--- START ---

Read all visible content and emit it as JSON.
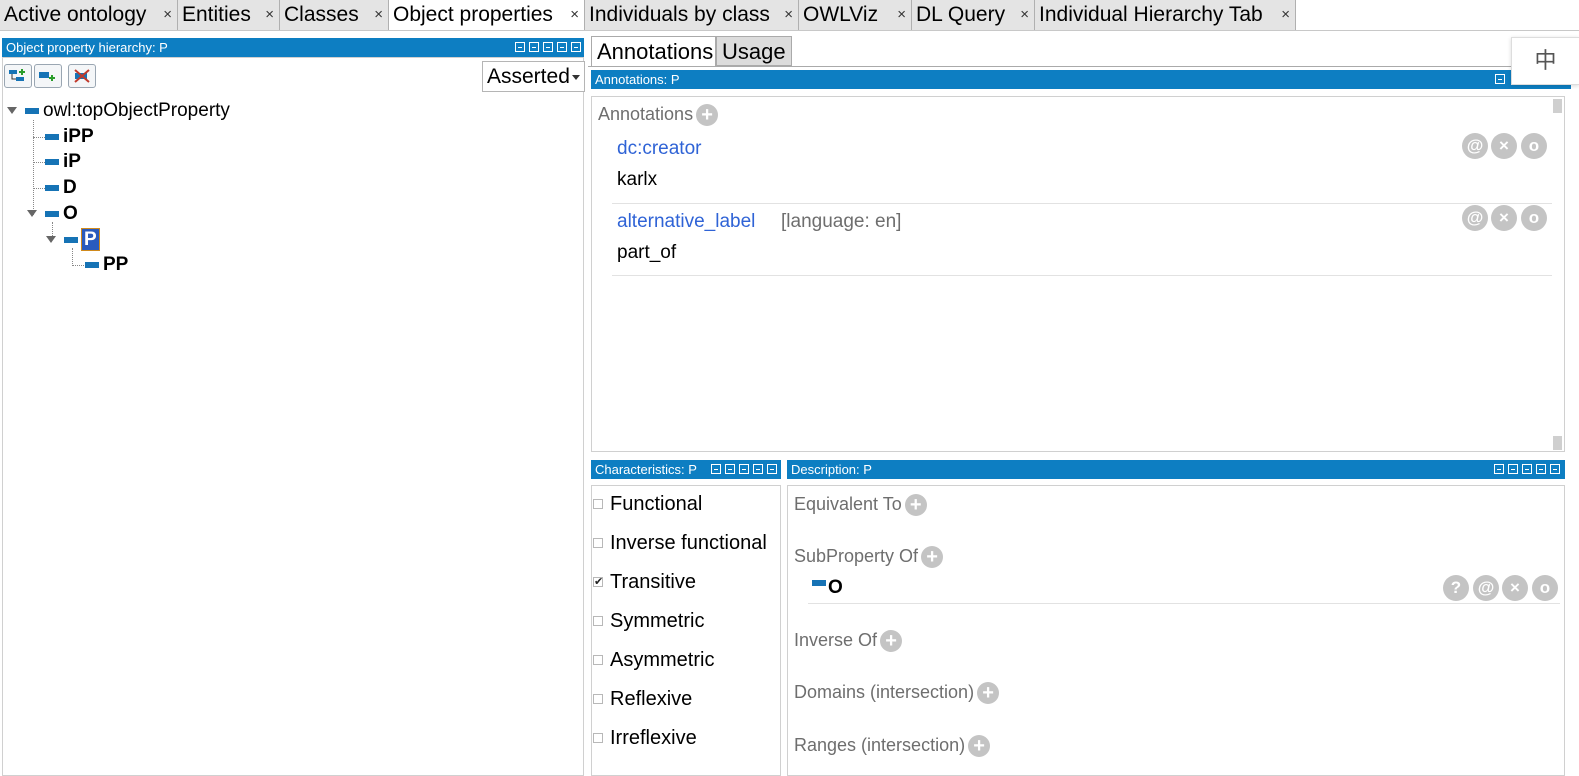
{
  "tabs": [
    {
      "label": "Active ontology",
      "close": "×"
    },
    {
      "label": "Entities",
      "close": "×"
    },
    {
      "label": "Classes",
      "close": "×"
    },
    {
      "label": "Object properties",
      "close": "×"
    },
    {
      "label": "Individuals by class",
      "close": "×"
    },
    {
      "label": "OWLViz",
      "close": "×"
    },
    {
      "label": "DL Query",
      "close": "×"
    },
    {
      "label": "Individual Hierarchy Tab",
      "close": "×"
    }
  ],
  "active_tab": "Object properties",
  "hierarchy": {
    "title": "Object property hierarchy: P",
    "mode": "Asserted",
    "tree": {
      "root": "owl:topObjectProperty",
      "n1": "iPP",
      "n2": "iP",
      "n3": "D",
      "n4": "O",
      "n5": "P",
      "n6": "PP"
    },
    "toolbar_icons": [
      "add-subproperty-icon",
      "add-sibling-property-icon",
      "delete-property-icon"
    ]
  },
  "ime_indicator": "中",
  "right_tabs": {
    "annotations": "Annotations",
    "usage": "Usage"
  },
  "annotations_view": {
    "title": "Annotations: P",
    "section": "Annotations",
    "items": [
      {
        "property": "dc:creator",
        "value": "karlx",
        "lang": ""
      },
      {
        "property": "alternative_label",
        "value": "part_of",
        "lang": "[language: en]"
      }
    ]
  },
  "characteristics": {
    "title": "Characteristics: P",
    "items": [
      {
        "label": "Functional",
        "checked": false
      },
      {
        "label": "Inverse functional",
        "checked": false
      },
      {
        "label": "Transitive",
        "checked": true
      },
      {
        "label": "Symmetric",
        "checked": false
      },
      {
        "label": "Asymmetric",
        "checked": false
      },
      {
        "label": "Reflexive",
        "checked": false
      },
      {
        "label": "Irreflexive",
        "checked": false
      }
    ],
    "check_mark": "✔"
  },
  "description": {
    "title": "Description: P",
    "equivalent_to": "Equivalent To",
    "subproperty_of": "SubProperty Of",
    "subproperty_value": "O",
    "inverse_of": "Inverse Of",
    "domains": "Domains (intersection)",
    "ranges": "Ranges (intersection)"
  },
  "icons": {
    "plus": "+",
    "at": "@",
    "delete": "×",
    "edit": "o",
    "help": "?"
  },
  "colors": {
    "header_blue": "#0d7ec2",
    "property_blue": "#1673b5",
    "link_blue": "#2f63d6",
    "selection": "#2a5bbd"
  }
}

--- END ---

### EXERCISE REQUIREMENTS
Locate all lines holding the word "Inverse", then copy them out.

### TASK RESPONSE
        "label": "Inverse functional",
    "inverse_of": "Inverse Of",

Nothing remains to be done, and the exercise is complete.